- **Problem to solve**: Lines that contain the string "lever" are to be copied; leave out all others.

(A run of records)
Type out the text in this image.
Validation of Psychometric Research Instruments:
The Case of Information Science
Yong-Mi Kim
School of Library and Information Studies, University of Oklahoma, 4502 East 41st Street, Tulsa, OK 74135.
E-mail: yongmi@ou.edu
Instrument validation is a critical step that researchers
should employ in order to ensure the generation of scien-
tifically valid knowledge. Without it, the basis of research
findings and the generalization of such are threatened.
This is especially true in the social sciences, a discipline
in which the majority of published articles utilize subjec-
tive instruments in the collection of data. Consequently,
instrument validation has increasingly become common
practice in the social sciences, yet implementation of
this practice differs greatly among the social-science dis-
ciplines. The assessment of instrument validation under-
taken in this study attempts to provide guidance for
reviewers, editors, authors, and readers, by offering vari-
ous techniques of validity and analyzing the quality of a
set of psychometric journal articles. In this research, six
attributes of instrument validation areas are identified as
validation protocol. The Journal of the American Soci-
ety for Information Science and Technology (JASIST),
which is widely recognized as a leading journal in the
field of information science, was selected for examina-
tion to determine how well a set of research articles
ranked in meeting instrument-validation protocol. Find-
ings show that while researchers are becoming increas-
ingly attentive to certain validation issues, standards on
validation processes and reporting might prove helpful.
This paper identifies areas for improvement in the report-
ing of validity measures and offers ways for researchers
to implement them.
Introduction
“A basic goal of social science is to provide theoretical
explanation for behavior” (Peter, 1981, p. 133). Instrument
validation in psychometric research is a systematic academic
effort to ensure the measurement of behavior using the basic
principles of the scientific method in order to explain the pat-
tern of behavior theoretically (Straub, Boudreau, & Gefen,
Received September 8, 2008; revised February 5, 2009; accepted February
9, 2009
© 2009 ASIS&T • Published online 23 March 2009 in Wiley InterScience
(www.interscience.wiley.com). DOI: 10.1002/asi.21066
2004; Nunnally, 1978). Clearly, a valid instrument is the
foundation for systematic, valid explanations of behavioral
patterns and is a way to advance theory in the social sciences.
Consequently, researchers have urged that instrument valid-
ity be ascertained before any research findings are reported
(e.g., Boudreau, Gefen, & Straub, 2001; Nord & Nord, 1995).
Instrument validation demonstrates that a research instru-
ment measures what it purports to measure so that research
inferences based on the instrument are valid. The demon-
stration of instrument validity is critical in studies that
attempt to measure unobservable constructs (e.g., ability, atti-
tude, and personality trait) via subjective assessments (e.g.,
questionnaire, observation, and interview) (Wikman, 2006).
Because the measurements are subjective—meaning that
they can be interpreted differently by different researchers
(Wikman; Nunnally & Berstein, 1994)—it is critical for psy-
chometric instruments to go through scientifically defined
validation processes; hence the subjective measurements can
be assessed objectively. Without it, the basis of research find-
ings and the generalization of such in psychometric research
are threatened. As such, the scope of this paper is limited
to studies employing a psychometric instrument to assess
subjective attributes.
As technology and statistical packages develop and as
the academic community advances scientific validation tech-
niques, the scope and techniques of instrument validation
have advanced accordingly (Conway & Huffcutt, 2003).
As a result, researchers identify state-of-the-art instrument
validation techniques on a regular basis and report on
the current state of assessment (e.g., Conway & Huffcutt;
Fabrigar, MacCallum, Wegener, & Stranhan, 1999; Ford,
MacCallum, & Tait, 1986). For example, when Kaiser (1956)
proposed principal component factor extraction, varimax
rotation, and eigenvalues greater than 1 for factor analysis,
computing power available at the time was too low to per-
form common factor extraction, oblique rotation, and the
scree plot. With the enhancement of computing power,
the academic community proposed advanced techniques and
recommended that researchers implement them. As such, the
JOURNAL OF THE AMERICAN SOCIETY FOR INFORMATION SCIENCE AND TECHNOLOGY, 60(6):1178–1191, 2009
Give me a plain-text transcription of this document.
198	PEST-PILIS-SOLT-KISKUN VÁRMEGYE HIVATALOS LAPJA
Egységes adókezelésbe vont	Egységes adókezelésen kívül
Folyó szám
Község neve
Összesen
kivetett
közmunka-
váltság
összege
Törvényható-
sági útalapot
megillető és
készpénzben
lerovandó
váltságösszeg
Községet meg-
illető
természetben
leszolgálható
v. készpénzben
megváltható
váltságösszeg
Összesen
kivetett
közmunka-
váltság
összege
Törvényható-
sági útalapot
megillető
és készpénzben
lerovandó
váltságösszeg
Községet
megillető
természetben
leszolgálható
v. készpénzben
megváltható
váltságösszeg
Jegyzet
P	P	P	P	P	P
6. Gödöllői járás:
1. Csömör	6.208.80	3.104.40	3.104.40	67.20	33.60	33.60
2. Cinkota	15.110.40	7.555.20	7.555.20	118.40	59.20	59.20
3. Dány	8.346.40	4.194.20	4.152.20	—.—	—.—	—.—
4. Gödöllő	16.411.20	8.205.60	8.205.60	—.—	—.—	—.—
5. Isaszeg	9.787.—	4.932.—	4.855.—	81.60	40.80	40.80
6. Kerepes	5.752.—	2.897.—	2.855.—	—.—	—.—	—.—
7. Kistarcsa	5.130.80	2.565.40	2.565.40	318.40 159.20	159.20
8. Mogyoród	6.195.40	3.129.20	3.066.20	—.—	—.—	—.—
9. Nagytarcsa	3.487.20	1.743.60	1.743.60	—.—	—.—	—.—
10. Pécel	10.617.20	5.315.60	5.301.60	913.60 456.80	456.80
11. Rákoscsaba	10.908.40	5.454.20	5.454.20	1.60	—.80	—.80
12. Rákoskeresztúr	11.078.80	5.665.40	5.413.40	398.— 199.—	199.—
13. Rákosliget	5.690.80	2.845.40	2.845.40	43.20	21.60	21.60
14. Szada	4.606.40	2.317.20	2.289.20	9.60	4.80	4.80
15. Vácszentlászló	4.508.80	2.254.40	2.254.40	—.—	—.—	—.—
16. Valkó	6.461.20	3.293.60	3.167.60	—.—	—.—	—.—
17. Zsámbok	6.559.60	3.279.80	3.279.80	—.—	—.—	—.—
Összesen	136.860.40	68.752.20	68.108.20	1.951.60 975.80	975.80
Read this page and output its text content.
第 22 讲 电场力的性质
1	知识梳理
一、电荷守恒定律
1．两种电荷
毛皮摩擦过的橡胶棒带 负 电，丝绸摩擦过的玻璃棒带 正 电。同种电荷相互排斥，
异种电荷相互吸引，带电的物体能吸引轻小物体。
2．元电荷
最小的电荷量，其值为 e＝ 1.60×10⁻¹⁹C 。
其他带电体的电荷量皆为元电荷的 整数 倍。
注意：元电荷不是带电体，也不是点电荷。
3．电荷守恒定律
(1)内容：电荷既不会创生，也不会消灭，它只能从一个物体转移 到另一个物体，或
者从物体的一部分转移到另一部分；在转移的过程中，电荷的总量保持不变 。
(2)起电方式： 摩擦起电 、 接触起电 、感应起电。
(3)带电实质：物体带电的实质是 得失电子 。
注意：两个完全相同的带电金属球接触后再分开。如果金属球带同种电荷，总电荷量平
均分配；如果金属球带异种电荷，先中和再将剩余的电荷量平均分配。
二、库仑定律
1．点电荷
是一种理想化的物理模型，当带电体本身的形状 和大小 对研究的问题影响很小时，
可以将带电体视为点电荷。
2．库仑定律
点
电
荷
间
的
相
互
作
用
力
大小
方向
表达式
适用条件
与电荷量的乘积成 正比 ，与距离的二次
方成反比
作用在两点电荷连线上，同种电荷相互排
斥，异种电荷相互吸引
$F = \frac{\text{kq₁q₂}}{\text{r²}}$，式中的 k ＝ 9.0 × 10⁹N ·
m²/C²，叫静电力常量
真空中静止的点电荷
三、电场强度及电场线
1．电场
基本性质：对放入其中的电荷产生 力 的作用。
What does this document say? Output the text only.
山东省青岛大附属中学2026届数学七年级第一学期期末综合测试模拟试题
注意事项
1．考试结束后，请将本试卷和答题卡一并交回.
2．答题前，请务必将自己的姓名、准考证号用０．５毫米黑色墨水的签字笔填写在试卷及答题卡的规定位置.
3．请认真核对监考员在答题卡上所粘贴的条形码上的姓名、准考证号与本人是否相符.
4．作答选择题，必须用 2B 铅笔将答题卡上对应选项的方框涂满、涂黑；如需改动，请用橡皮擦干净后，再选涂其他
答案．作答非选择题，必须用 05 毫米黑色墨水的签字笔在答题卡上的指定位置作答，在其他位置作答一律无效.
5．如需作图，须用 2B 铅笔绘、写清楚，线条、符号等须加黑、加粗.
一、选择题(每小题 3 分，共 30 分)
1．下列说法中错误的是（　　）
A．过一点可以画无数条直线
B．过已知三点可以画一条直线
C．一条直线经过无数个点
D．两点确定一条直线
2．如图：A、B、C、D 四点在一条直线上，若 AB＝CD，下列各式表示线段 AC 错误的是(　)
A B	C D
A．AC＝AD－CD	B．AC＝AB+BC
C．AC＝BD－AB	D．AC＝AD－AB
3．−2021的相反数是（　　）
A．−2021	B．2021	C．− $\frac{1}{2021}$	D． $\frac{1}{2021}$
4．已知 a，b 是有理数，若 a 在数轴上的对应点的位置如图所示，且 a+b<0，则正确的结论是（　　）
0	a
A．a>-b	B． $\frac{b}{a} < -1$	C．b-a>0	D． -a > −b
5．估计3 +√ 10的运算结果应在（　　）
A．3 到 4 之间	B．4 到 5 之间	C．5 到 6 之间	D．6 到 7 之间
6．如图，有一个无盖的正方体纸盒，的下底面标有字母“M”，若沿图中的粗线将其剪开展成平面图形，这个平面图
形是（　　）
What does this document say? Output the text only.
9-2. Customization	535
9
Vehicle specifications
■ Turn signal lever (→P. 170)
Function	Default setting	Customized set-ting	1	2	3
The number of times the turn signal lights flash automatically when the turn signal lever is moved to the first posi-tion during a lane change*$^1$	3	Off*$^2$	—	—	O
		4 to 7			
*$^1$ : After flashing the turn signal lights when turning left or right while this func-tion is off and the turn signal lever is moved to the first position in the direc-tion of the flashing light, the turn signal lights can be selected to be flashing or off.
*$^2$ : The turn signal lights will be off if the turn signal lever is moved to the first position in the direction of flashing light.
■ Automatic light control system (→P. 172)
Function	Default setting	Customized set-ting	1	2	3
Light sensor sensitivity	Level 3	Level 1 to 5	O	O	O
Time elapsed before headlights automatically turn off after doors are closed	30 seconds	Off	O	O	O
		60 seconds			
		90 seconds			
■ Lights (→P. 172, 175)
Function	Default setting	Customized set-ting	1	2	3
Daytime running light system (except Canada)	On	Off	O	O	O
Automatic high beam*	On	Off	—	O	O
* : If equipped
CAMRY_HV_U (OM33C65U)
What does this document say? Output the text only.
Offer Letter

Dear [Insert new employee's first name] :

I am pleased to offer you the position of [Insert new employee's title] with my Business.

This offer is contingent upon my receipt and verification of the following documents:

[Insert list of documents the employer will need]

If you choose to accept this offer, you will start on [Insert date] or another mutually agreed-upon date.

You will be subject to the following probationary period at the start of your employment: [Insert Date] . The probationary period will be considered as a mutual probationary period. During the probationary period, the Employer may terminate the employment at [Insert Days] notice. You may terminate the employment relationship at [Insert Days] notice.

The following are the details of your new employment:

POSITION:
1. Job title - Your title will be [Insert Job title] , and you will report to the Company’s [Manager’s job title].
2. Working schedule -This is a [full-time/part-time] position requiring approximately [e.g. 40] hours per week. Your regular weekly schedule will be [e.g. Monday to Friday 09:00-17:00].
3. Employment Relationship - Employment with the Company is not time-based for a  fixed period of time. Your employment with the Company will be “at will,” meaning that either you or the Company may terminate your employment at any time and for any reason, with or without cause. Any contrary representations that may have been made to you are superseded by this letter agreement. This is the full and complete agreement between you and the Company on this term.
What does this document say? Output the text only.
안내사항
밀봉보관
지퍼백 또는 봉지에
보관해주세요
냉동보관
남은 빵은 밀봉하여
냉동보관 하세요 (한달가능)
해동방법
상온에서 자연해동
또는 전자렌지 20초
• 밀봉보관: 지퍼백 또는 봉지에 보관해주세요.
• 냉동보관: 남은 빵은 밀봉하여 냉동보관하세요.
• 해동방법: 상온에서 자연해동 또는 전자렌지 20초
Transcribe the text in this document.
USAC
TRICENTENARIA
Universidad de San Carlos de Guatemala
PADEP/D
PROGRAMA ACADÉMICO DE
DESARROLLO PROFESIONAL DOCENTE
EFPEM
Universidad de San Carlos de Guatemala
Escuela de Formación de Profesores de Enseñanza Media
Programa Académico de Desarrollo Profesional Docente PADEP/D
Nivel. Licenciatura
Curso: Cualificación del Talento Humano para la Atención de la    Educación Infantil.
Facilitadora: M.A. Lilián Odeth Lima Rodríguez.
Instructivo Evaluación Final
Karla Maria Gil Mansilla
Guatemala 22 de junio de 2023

- **Worked answer**:
■ Turn signal lever (→P. 170)
The number of times the turn signal lights flash automatically when the turn signal lever is moved to the first posi-tion during a lane change*$^1$	3	Off*$^2$	—	—	O
*$^1$ : After flashing the turn signal lights when turning left or right while this func-tion is off and the turn signal lever is moved to the first position in the direc-tion of the flashing light, the turn signal lights can be selected to be flashing or off.
*$^2$ : The turn signal lights will be off if the turn signal lever is moved to the first position in the direction of flashing light.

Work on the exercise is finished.